== Textauszug ==
■ ■ ■ ■ ■ ■ ■
Nach Erdbeben Unwetter verschärft Not und Elend in Haiti

Von Mark Stevenson und Evens Sanon, AP

19.8.2021 - 23:54

Fast 2000 Tote sind in Haiti zu beklagen, die Krankenhäuser kommen mit der Versorgung der nahezu 10'000 Verletzten kaum nach. Hilfe trifft nur langsam in dem ärmsten Land der westlichen Hemisphäre ein.

DPA, Von Mark Stevenson und Evens Sanon, AP

Fünf Tage nach dem folgenschweren Erdbeben in Haiti hängt in der tropischen Hitze Verwesungsgeruch über der schwer getroffenen Stadt Les Cayes. Obdachlose Menschen waren am Montag und Dienstag schutzlos dem Regen des Tropensturms «Grace» ausgeliefert. An zerstörten Häusern versammelten sich aufgebrachte Menschenmengen und forderten die Ausgabe von Planen.
■ ■ ■ ■ ■ ■ ■
== Vorliegendes Material ==

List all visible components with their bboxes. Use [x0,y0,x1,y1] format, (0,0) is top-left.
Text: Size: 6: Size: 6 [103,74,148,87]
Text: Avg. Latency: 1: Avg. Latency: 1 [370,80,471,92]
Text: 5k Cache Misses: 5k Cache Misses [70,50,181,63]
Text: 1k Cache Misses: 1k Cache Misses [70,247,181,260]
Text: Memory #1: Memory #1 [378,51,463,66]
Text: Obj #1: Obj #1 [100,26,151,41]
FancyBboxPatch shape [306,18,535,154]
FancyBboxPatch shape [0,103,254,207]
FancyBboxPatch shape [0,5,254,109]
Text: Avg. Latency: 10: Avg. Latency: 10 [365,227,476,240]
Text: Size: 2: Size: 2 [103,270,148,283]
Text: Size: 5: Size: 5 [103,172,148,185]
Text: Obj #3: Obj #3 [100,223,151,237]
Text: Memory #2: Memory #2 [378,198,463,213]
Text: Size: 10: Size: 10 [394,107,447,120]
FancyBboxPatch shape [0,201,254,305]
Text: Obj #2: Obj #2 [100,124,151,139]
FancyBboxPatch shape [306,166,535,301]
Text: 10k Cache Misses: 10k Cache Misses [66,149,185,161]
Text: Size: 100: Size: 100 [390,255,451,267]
■ ■ ■ ■ ■ ■ ■
== Aufgabenliste ==
1) Welcher Tropensturm brachte laut dem Artikel über das Erdbeben in Haiti den Regen, dem die Obdachlosen ausgesetzt waren?
2) Nenne alle Eigennamen aus dem Artikel über das Erdbeben in Haiti, jeden nur einmal.
3) Schreibe den Artikel über das Erdbeben in Haiti im Anschluss an seinen letzten Satz weiter.

== Antworten ==
1) Der Tropensturm «Grace».

2) Haiti, Mark Stevenson, Evens Sanon, AP, DPA, Les Cayes, Grace

3)
Bis Dienstagabend wurden von der Katastrophenschutzbehörde 1941 Tote gezählt, 9900 Menschen wurden verletzt. Viele warten draussen vor den Krankenhäusern auf die Behandlung ihrer Wunden. Aber nicht nur der Platz in den Ambulanzen und Gesundheitszentren, auch das Personal und das Material sind knapp. Hilfe aus dem Ausland trifft ein, aber nur langsam. Die Hubschrauberbesatzungen der US-Küstenwache konzentrieren sich auf die dringlichste Aufgabe, dem Transport von Verletzten in medizinische Zentren, die am Samstag weniger hart und direkt von dem Erdbeben der Stärke 7,2 getroffen wurden.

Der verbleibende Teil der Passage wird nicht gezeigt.